TASK DIRECTIONS
Reproduce the entire listing word for word.

# start of DATA SECTION

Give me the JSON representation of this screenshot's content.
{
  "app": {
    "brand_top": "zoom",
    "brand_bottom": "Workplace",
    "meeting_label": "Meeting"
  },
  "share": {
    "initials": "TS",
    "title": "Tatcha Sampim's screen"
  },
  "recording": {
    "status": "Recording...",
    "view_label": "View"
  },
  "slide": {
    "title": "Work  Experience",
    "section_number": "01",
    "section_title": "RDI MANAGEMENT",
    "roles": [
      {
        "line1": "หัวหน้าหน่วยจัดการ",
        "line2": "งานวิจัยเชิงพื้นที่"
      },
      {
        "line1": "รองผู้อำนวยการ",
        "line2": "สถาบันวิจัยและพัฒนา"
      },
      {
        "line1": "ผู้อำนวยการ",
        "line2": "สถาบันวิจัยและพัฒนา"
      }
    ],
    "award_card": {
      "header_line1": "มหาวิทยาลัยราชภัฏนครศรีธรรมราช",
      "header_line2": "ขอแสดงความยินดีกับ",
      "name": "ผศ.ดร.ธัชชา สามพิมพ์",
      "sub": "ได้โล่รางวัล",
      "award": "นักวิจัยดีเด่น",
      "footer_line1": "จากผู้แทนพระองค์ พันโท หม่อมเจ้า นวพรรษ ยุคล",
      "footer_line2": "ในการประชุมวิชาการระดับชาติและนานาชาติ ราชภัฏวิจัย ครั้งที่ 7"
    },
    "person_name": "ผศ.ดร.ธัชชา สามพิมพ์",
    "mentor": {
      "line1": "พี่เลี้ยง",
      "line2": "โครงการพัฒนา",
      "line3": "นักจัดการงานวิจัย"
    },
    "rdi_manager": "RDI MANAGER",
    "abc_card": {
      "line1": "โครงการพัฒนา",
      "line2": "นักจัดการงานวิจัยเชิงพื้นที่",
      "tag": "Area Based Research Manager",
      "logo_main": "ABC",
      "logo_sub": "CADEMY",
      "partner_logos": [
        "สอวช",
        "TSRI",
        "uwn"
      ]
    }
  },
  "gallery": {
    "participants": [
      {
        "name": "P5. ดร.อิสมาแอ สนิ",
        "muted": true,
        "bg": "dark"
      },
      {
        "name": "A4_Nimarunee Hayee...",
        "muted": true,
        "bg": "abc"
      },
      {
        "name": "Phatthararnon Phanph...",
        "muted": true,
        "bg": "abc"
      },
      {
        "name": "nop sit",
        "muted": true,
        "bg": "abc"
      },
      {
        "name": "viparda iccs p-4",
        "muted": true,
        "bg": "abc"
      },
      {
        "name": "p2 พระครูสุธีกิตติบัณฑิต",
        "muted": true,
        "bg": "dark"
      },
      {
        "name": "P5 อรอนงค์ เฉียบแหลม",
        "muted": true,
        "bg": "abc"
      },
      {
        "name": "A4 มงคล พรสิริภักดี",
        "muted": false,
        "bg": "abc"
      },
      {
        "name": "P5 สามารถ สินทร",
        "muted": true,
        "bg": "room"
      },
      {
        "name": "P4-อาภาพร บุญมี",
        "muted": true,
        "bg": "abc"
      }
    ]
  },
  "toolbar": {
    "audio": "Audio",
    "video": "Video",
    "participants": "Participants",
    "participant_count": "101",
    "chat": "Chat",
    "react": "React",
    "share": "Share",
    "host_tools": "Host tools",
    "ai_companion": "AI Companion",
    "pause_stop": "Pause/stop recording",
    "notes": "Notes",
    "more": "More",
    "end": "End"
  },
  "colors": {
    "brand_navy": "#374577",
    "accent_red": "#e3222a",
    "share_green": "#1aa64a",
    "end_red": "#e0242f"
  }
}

# end of DATA SECTION

SOLUTION TO THIS TASK
Give me the JSON representation of this screenshot's content.
{
  "app": {
    "brand_top": "zoom",
    "brand_bottom": "Workplace",
    "meeting_label": "Meeting"
  },
  "share": {
    "initials": "TS",
    "title": "Tatcha Sampim's screen"
  },
  "recording": {
    "status": "Recording...",
    "view_label": "View"
  },
  "slide": {
    "title": "Work  Experience",
    "section_number": "01",
    "section_title": "RDI MANAGEMENT",
    "roles": [
      {
        "line1": "หัวหน้าหน่วยจัดการ",
        "line2": "งานวิจัยเชิงพื้นที่"
      },
      {
        "line1": "รองผู้อำนวยการ",
        "line2": "สถาบันวิจัยและพัฒนา"
      },
      {
        "line1": "ผู้อำนวยการ",
        "line2": "สถาบันวิจัยและพัฒนา"
      }
    ],
    "award_card": {
      "header_line1": "มหาวิทยาลัยราชภัฏนครศรีธรรมราช",
      "header_line2": "ขอแสดงความยินดีกับ",
      "name": "ผศ.ดร.ธัชชา สามพิมพ์",
      "sub": "ได้โล่รางวัล",
      "award": "นักวิจัยดีเด่น",
      "footer_line1": "จากผู้แทนพระองค์ พันโท หม่อมเจ้า นวพรรษ ยุคล",
      "footer_line2": "ในการประชุมวิชาการระดับชาติและนานาชาติ ราชภัฏวิจัย ครั้งที่ 7"
    },
    "person_name": "ผศ.ดร.ธัชชา สามพิมพ์",
    "mentor": {
      "line1": "พี่เลี้ยง",
      "line2": "โครงการพัฒนา",
      "line3": "นักจัดการงานวิจัย"
    },
    "rdi_manager": "RDI MANAGER",
    "abc_card": {
      "line1": "โครงการพัฒนา",
      "line2": "นักจัดการงานวิจัยเชิงพื้นที่",
      "tag": "Area Based Research Manager",
      "logo_main": "ABC",
      "logo_sub": "CADEMY",
      "partner_logos": [
        "สอวช",
        "TSRI",
        "uwn"
      ]
    }
  },
  "gallery": {
    "participants": [
      {
        "name": "P5. ดร.อิสมาแอ สนิ",
        "muted": true,
        "bg": "dark"
      },
      {
        "name": "A4_Nimarunee Hayee...",
        "muted": true,
        "bg": "abc"
      },
      {
        "name": "Phatthararnon Phanph...",
        "muted": true,
        "bg": "abc"
      },
      {
        "name": "nop sit",
        "muted": true,
        "bg": "abc"
      },
      {
        "name": "viparda iccs p-4",
        "muted": true,
        "bg": "abc"
      },
      {
        "name": "p2 พระครูสุธีกิตติบัณฑิต",
        "muted": true,
        "bg": "dark"
      },
      {
        "name": "P5 อรอนงค์ เฉียบแหลม",
        "muted": true,
        "bg": "abc"
      },
      {
        "name": "A4 มงคล พรสิริภักดี",
        "muted": false,
        "bg": "abc"
      },
      {
        "name": "P5 สามารถ สินทร",
        "muted": true,
        "bg": "room"
      },
      {
        "name": "P4-อาภาพร บุญมี",
        "muted": true,
        "bg": "abc"
      }
    ]
  },
  "toolbar": {
    "audio": "Audio",
    "video": "Video",
    "participants": "Participants",
    "participant_count": "101",
    "chat": "Chat",
    "react": "React",
    "share": "Share",
    "host_tools": "Host tools",
    "ai_companion": "AI Companion",
    "pause_stop": "Pause/stop recording",
    "notes": "Notes",
    "more": "More",
    "end": "End"
  },
  "colors": {
    "brand_navy": "#374577",
    "accent_red": "#e3222a",
    "share_green": "#1aa64a",
    "end_red": "#e0242f"
  }
}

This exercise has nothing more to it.